## DATASET RECORDS
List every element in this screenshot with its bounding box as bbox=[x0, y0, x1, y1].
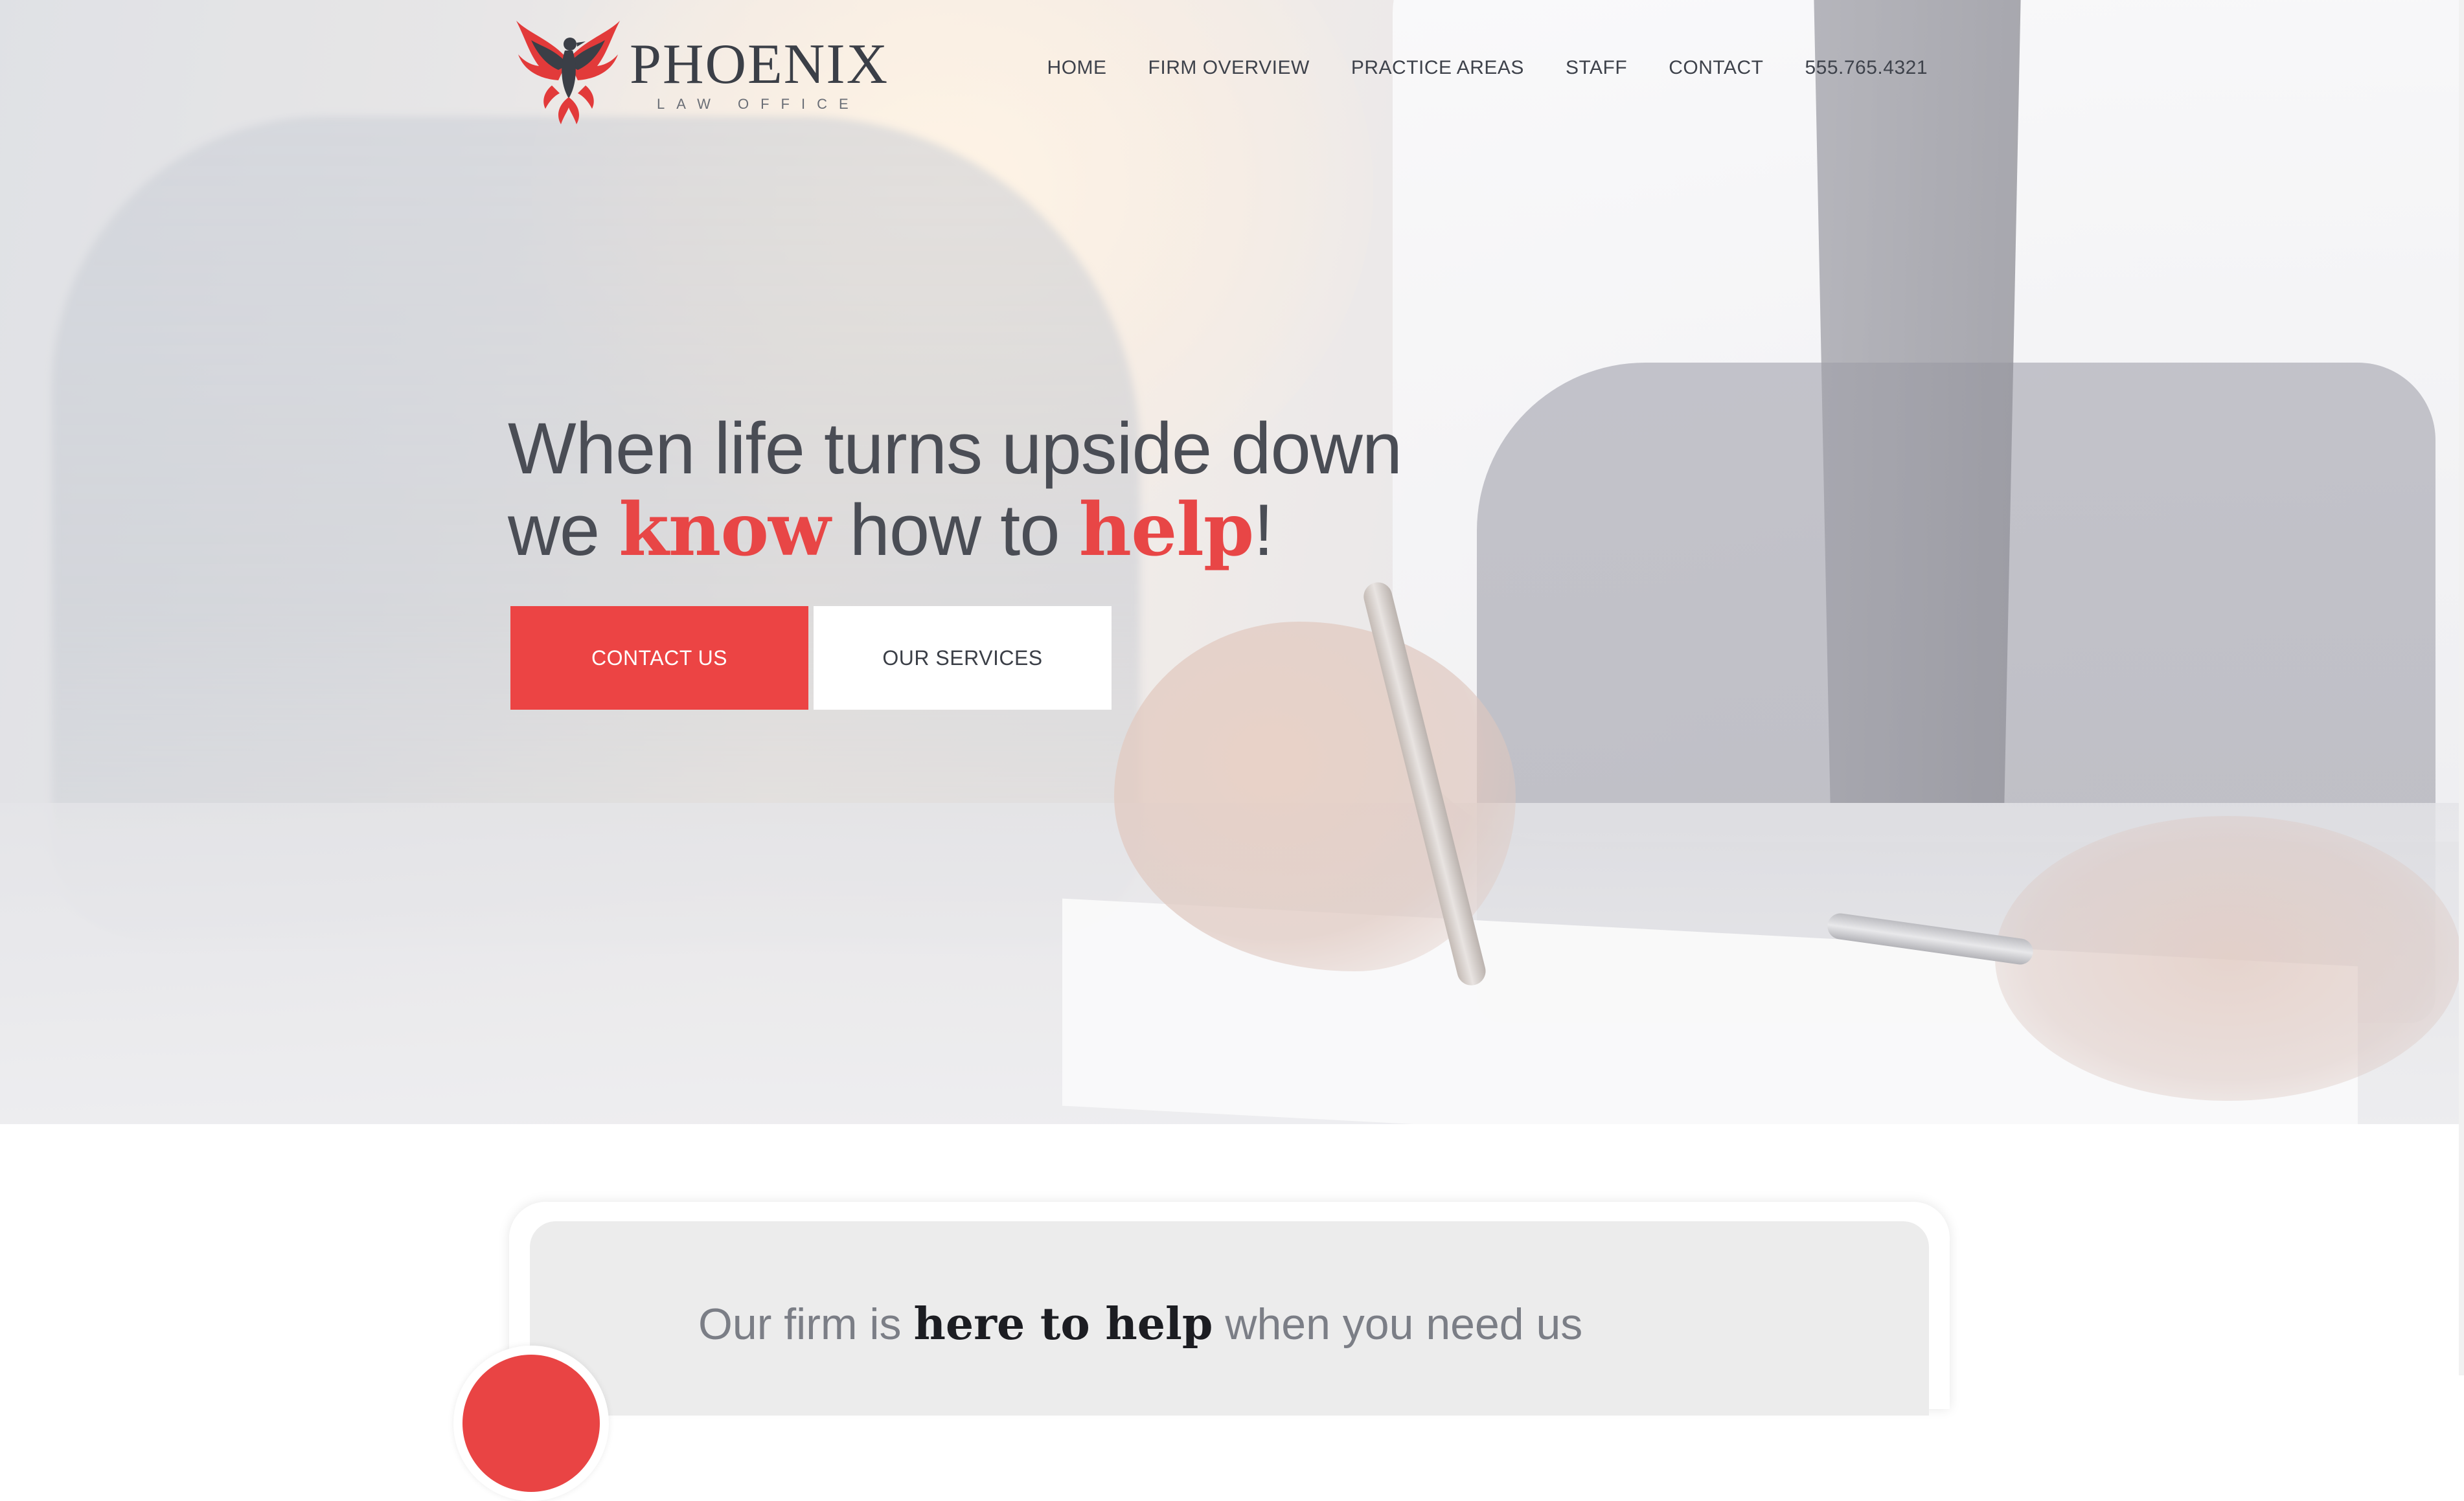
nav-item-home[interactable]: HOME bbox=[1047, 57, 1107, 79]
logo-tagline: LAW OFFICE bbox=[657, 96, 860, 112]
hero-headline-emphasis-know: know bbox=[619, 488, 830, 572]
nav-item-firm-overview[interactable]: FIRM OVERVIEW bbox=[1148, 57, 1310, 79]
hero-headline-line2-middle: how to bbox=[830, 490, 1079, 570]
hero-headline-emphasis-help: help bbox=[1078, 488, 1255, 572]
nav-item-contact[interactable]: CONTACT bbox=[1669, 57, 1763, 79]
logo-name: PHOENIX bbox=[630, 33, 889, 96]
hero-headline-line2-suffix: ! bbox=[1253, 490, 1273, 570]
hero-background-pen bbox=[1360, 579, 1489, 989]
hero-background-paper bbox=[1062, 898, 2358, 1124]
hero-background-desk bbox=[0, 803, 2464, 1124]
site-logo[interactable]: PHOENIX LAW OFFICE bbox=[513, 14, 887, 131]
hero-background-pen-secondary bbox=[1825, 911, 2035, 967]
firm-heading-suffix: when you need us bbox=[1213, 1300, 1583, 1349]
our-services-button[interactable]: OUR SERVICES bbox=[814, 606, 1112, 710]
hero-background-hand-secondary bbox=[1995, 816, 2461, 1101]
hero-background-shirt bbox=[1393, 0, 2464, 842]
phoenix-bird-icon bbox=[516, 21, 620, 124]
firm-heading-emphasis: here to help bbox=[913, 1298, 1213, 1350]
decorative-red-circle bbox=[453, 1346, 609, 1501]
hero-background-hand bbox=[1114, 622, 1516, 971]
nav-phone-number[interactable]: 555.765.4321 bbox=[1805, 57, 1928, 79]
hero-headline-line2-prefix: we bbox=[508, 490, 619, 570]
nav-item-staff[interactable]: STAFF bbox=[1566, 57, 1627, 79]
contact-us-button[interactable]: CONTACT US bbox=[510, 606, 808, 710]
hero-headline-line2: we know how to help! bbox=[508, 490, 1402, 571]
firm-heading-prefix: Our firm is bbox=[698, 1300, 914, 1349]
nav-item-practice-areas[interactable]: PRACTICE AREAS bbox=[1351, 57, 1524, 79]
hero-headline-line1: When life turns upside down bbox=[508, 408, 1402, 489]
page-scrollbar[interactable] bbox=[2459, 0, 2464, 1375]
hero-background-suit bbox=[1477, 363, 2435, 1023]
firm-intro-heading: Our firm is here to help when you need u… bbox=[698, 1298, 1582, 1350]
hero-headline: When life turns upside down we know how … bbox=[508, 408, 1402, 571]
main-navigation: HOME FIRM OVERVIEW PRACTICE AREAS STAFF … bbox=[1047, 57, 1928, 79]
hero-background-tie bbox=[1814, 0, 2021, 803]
---
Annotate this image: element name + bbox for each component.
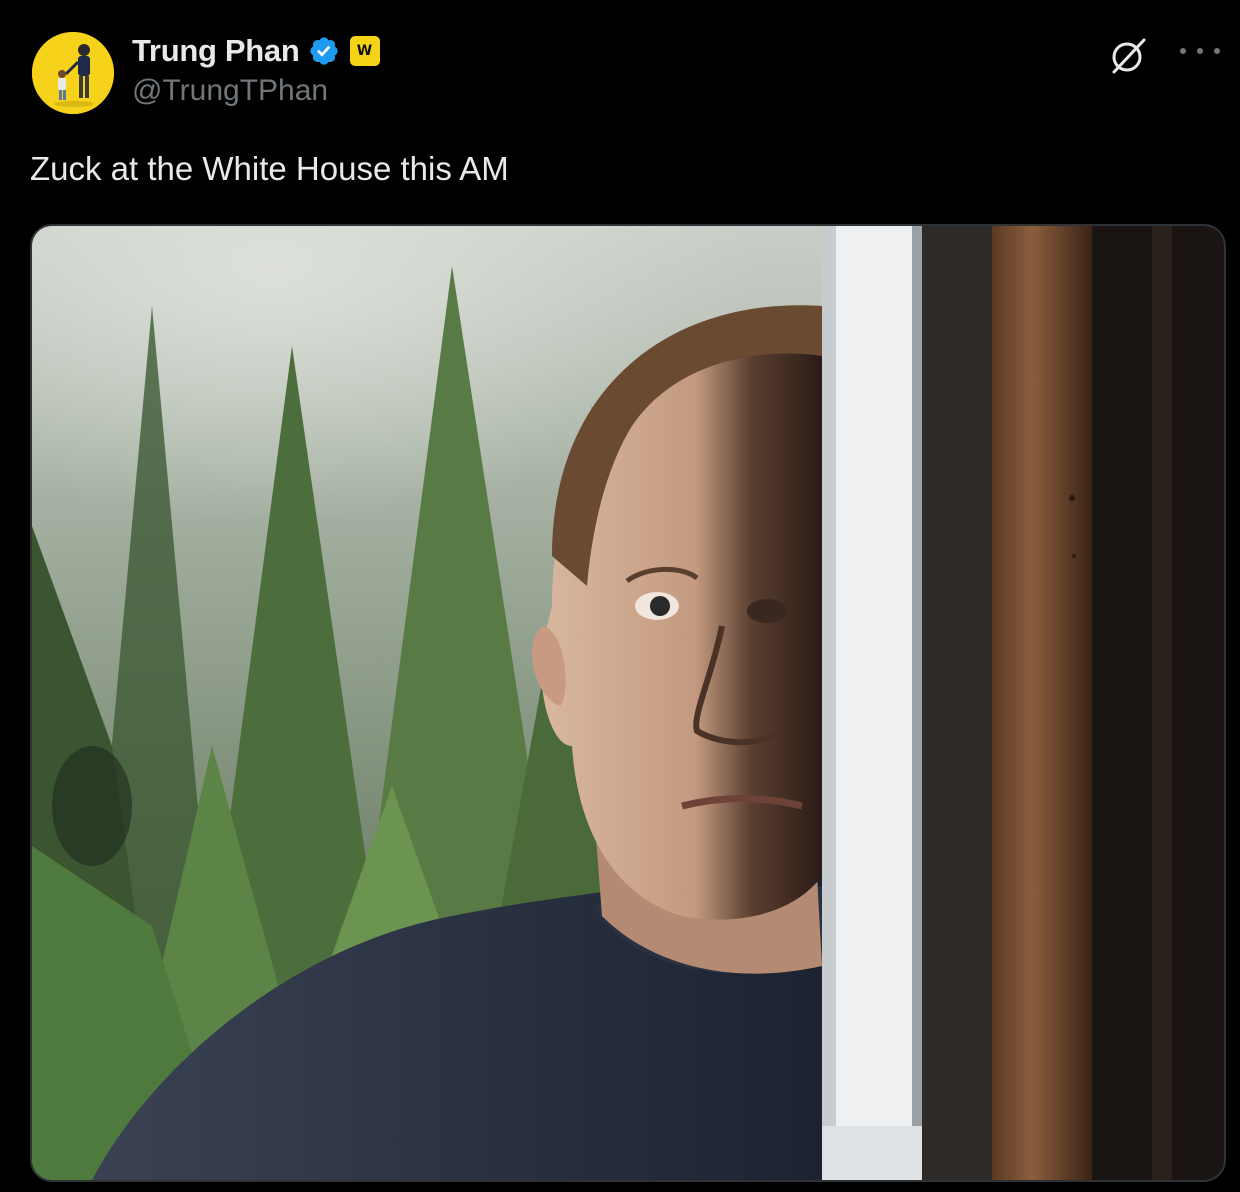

## WHAT TO PRODUCE
Rewrite the lines between the one holding "List every element" and the one holding "hero-background-suit bbox=[1477, 363, 2435, 1023]", inclusive, swapping every "hero-background" for "hero-bg" and changing nothing else. Leave out the pictures.

## RESULT
List every element in this screenshot with its bounding box as bbox=[x0, y0, x1, y1].
nav-item-home[interactable]: HOME bbox=[1047, 57, 1107, 79]
logo-tagline: LAW OFFICE bbox=[657, 96, 860, 112]
hero-headline-emphasis-know: know bbox=[619, 488, 830, 572]
nav-item-firm-overview[interactable]: FIRM OVERVIEW bbox=[1148, 57, 1310, 79]
hero-headline-line2-middle: how to bbox=[830, 490, 1079, 570]
hero-headline-emphasis-help: help bbox=[1078, 488, 1255, 572]
nav-item-contact[interactable]: CONTACT bbox=[1669, 57, 1763, 79]
logo-name: PHOENIX bbox=[630, 33, 889, 96]
hero-headline-line2-suffix: ! bbox=[1253, 490, 1273, 570]
hero-bg-pen bbox=[1360, 579, 1489, 989]
hero-bg-paper bbox=[1062, 898, 2358, 1124]
hero-bg-desk bbox=[0, 803, 2464, 1124]
site-logo[interactable]: PHOENIX LAW OFFICE bbox=[513, 14, 887, 131]
hero-bg-pen-secondary bbox=[1825, 911, 2035, 967]
firm-heading-suffix: when you need us bbox=[1213, 1300, 1583, 1349]
our-services-button[interactable]: OUR SERVICES bbox=[814, 606, 1112, 710]
hero-bg-hand-secondary bbox=[1995, 816, 2461, 1101]
hero-bg-shirt bbox=[1393, 0, 2464, 842]
phoenix-bird-icon bbox=[516, 21, 620, 124]
firm-heading-emphasis: here to help bbox=[913, 1298, 1213, 1350]
decorative-red-circle bbox=[453, 1346, 609, 1501]
hero-bg-hand bbox=[1114, 622, 1516, 971]
nav-phone-number[interactable]: 555.765.4321 bbox=[1805, 57, 1928, 79]
hero-headline-line2-prefix: we bbox=[508, 490, 619, 570]
nav-item-staff[interactable]: STAFF bbox=[1566, 57, 1627, 79]
contact-us-button[interactable]: CONTACT US bbox=[510, 606, 808, 710]
hero-headline-line2: we know how to help! bbox=[508, 490, 1402, 571]
firm-heading-prefix: Our firm is bbox=[698, 1300, 914, 1349]
nav-item-practice-areas[interactable]: PRACTICE AREAS bbox=[1351, 57, 1524, 79]
hero-headline-line1: When life turns upside down bbox=[508, 408, 1402, 489]
page-scrollbar[interactable] bbox=[2459, 0, 2464, 1375]
hero-bg-suit bbox=[1477, 363, 2435, 1023]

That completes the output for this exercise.